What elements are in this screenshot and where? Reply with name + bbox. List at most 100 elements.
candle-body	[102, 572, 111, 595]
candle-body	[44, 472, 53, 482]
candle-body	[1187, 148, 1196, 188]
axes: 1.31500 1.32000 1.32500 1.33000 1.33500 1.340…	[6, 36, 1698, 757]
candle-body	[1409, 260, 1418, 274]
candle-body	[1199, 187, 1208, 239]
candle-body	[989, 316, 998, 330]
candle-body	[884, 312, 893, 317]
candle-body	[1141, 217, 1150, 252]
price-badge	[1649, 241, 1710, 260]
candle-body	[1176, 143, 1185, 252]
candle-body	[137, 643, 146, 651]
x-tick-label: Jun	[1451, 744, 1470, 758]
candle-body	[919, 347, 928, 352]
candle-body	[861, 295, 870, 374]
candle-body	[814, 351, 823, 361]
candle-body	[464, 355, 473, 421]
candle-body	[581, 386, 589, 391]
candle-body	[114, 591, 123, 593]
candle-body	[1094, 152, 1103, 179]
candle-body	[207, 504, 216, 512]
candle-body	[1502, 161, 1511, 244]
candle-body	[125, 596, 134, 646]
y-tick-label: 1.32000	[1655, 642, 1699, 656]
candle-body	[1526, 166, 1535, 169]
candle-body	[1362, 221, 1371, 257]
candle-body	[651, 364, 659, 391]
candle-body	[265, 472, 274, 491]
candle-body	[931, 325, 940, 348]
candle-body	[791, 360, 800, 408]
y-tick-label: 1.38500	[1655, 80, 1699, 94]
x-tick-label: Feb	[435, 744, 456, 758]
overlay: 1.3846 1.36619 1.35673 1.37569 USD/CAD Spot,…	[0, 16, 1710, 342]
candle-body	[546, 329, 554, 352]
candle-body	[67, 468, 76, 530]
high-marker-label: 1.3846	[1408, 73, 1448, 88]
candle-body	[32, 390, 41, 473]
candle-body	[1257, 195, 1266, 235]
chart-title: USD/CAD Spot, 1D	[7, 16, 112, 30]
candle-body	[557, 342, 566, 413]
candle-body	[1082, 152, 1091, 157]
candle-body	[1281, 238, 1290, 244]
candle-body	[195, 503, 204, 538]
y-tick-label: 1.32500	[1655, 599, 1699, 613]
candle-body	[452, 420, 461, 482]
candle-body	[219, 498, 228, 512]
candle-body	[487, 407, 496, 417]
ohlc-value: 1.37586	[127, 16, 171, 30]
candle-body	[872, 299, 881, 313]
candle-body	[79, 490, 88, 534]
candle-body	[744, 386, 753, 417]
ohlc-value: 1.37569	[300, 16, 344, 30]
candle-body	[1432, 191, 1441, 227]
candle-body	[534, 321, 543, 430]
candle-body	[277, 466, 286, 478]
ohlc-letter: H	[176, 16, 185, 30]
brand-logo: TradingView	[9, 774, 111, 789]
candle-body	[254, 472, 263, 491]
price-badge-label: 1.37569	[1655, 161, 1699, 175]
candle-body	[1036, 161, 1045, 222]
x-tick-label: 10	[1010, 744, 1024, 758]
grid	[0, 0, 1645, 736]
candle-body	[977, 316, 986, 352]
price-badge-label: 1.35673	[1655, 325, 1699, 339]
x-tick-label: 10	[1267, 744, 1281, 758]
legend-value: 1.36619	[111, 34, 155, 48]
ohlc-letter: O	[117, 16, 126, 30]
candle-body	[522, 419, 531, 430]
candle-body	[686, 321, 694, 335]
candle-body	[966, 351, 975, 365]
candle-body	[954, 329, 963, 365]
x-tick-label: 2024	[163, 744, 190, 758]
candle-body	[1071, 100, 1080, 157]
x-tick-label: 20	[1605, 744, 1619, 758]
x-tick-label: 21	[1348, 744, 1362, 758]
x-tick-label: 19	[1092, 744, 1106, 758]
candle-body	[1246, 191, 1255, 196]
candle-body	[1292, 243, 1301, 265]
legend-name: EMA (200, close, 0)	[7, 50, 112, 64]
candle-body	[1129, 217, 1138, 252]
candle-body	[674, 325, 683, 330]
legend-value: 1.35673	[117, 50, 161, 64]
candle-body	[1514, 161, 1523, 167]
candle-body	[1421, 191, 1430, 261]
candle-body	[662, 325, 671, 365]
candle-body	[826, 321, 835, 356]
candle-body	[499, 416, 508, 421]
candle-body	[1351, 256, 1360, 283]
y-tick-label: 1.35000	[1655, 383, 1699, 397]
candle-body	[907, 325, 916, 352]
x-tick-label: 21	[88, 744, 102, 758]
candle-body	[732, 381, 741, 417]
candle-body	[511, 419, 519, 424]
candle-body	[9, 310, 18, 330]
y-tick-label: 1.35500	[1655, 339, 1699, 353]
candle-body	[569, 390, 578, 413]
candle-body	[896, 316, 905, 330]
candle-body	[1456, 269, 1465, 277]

Task instructions
Starting with the first line above and ending with the line that contains "260, 1418, 274]", inclusive, write out those lines as a JSON list of strings, one string per line, with blank lines omitted.

Solution for this task
[
  "What elements are in this screenshot and where? Reply with name + bbox. List at most 100 elements.",
  "candle-body\t[102, 572, 111, 595]",
  "candle-body\t[44, 472, 53, 482]",
  "candle-body\t[1187, 148, 1196, 188]",
  "axes: 1.31500 1.32000 1.32500 1.33000 1.33500 1.340…\t[6, 36, 1698, 757]",
  "candle-body\t[1409, 260, 1418, 274]"
]